## TEXTAUSZUG

Grandiose Markt-Analyse, Toni, und endlich einmal eine Verschwörungstheorie, die auch zutrifft … Die Dienste sind bekanntlich überall und der Mossad weiß alles … Aber was ist die Exklusiv-Meldung?

Toni Kroos: Wir fahren nicht zur WM.

„Sonst nimmt uns doch keiner mehr ernst“

Was?

Toni Kroos: Ja, die Spieler des DFB boykottieren die WM 2022 in Qatar. Uns reicht’s … Und wenn wir das nicht boykottieren würden, nimmt uns doch keiner mehr ernst nach dem Reinfall mit unseren Human Rights-T-Shirts neulich …

Stimmt, das war peinlich. Sehr peinlich, das wurde als reiner PR-Gag kritisiert.

Toni Kroos: Ja, genau, fies, so fies, schlimmer als der Anschlag auf Nawalny … Aber wir haben Ehre, Stolz und Werte … Wir sind ein wahres Füllhorn politischer Überzeugungen.

Echt? Na, gut … Aber das kommt sehr überraschend, dieser Schritt?

Toni Kroos: Naja, wir wollen auch unseren doofen Kritikern eins auswischen … Keine deutschen Spiele bei der WM, tja, so läuft das: Dann läuft eben mal kein Toni Kroos im Fernsehen auf dem Platz rum … Das habt ihr jetzt davon, Ihr Heuchler!

„Ich bin privat ein großer Anhänger des Herz-Jesu-Kapitalismus“

Aber Fußballer mit Moral, das ist so selten wie eine Spielerfrau mit Beruf?

Toni Kroos: Ja, die Gründe für mich persönlich sind auch biographischer Natur: Ich wurde ja in der DDR geboren, habe das mit der Muttermilch aufgesaugt diese Ideen von Gerechtigkeit. Ich bin privat ein großer Anhänger des Herz Jesu-Kapitalismus, besonders jetzt zu Ostern: also einer Art Sozialismus mit ein paar wenigen Kapitalisten darin, die nach Gutsherrenart Almosen verteilen … Ich habe zum Beispiel gerade erst einem Cousin von mir in Schwerin eine Eigentumswohnung gekauft, weil der keine Wohnung fand zur Miete … Echt schlimm.

Dass er keine Wohnung fand?

Toni Kroos: Dass ich ihm die kaufen musste. Gäbe es noch eine sozialistische Wohnungsbaupolitik wie in der DDR, hätte ja jeder eine Wohnung – und ich noch mein Geld.

Welch ein dialektischer Doppelpass im Geiste … Im April 2020 hast Du ja auch tatsächlich öffentlich beklagt, dass aufgrund der Einnahmeverluste durch Corona Real Madrid Dein Gehalt von fast 22 Millionen Euro pro Jahr um etwa 5% gekürzt hat, Du hast es wörtlich als „eine Spende ins Nichts“ bezeichnet, es gab es sehr viel Kritik, die FAZ schrieb, Du sollst Dich schämen. Aber welche Gründe gibt es noch für den WM-Boykott?

(Einträge aus einer Datenquelle)
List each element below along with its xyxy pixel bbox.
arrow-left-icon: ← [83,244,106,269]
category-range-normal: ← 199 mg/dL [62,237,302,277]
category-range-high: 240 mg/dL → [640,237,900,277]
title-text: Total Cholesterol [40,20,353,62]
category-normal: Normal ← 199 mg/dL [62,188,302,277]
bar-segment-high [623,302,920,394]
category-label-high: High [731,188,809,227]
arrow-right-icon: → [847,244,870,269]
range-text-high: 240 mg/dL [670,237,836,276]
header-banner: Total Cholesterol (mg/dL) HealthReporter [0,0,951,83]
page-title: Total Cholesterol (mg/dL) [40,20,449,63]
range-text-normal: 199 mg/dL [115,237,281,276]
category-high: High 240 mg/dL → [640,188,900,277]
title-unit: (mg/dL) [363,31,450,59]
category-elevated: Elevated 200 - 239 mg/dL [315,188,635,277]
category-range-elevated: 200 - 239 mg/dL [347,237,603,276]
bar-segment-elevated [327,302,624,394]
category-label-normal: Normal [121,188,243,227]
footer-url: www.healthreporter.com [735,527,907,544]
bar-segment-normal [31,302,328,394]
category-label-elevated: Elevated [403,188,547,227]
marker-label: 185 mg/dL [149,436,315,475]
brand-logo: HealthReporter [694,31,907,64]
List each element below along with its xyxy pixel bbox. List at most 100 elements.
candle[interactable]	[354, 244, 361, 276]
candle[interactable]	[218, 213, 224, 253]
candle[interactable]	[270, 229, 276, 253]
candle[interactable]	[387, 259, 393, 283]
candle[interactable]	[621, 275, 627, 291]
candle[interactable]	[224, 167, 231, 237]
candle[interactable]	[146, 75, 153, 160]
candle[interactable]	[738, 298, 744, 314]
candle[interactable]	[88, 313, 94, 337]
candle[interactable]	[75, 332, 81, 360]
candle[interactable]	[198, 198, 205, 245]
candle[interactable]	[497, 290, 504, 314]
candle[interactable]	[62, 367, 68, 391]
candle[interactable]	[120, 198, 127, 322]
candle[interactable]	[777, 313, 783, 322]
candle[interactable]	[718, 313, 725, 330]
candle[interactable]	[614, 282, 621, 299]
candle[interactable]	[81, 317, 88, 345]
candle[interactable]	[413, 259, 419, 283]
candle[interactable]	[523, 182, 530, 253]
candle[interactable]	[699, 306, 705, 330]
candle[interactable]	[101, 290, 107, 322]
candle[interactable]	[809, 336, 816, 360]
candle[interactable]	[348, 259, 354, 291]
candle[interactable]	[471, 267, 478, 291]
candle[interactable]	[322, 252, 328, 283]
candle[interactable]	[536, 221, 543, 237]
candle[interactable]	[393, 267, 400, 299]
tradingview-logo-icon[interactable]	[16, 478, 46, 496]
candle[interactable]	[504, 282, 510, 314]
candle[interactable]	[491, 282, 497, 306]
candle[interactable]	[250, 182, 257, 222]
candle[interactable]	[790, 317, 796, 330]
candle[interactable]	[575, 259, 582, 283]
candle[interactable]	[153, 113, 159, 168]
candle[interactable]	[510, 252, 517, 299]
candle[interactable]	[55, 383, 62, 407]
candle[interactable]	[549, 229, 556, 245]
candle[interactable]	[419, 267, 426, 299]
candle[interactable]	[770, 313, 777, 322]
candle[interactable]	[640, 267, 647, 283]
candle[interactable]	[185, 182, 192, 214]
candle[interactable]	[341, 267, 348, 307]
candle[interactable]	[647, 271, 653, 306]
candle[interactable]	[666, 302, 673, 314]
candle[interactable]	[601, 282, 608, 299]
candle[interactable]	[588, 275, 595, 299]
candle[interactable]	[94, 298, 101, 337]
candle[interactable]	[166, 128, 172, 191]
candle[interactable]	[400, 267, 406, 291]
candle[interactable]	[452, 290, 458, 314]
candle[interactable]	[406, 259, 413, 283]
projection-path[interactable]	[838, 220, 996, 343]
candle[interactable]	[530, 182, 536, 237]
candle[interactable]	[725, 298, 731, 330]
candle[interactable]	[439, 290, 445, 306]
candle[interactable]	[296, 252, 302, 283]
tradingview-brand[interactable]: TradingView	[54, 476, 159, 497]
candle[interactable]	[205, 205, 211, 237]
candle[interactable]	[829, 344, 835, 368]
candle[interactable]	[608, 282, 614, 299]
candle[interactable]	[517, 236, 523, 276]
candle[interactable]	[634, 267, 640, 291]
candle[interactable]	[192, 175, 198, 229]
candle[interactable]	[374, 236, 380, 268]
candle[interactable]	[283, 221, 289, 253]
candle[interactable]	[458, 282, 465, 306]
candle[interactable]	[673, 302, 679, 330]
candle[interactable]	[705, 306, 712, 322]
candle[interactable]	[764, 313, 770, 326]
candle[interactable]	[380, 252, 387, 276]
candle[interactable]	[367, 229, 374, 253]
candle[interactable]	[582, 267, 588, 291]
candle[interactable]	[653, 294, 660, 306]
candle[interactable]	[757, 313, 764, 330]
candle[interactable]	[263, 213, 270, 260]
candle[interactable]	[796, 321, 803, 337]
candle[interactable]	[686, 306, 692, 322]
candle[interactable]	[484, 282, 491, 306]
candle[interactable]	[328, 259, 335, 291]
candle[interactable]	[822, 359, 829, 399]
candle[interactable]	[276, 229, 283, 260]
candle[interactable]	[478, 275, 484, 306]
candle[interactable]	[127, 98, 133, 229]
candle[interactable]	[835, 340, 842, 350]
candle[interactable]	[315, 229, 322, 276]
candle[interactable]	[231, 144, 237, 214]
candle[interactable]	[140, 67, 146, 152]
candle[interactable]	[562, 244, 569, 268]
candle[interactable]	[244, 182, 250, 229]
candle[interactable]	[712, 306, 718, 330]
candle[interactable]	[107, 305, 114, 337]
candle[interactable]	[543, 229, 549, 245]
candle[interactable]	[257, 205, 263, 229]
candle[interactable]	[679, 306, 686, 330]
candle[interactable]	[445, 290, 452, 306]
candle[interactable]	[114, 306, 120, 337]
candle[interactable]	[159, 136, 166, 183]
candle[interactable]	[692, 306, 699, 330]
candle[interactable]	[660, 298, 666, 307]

## AUFGABEN
a: Schreib den Absatz im Interview, der mit „Toni Kroos: Ja, die Gründe für mich persönlich“ anfängt, kürzer oder als Liste um. Die wichtigsten Fakten müssen drinbleiben.
b: Zitiere aus dem Interview wörtlich den Teil, der mit „Toni Kroos: Ja, die Gründe“ beginnt und bis einschließlich „Miete … Echt schlimm.“ weitergeht.
Die Liste stammt aus einer anderen Quelle.

## LÖSUNGEN
a:
- Kroos nennt auch biographische Gründe: Er wurde in der DDR geboren und hat die Ideen von Gerechtigkeit „mit der Muttermilch aufgesaugt“.
- Privat ist er ein großer Anhänger des Herz-Jesu-Kapitalismus, besonders zu Ostern. Das ist für ihn eine Art Sozialismus mit ein paar wenigen Kapitalisten, die nach Gutsherrenart Almosen verteilen.
- Ein Beispiel: Er hat gerade einem Cousin in Schwerin eine Eigentumswohnung gekauft, weil der keine Mietwohnung fand. Das nennt er „echt schlimm“.

b:
Toni Kroos: Ja, die Gründe für mich persönlich sind auch biographischer Natur: Ich wurde ja in der DDR geboren, habe das mit der Muttermilch aufgesaugt diese Ideen von Gerechtigkeit. Ich bin privat ein großer Anhänger des Herz Jesu-Kapitalismus, besonders jetzt zu Ostern: also einer Art Sozialismus mit ein paar wenigen Kapitalisten darin, die nach Gutsherrenart Almosen verteilen … Ich habe zum Beispiel gerade erst einem Cousin von mir in Schwerin eine Eigentumswohnung gekauft, weil der keine Wohnung fand zur Miete … Echt schlimm.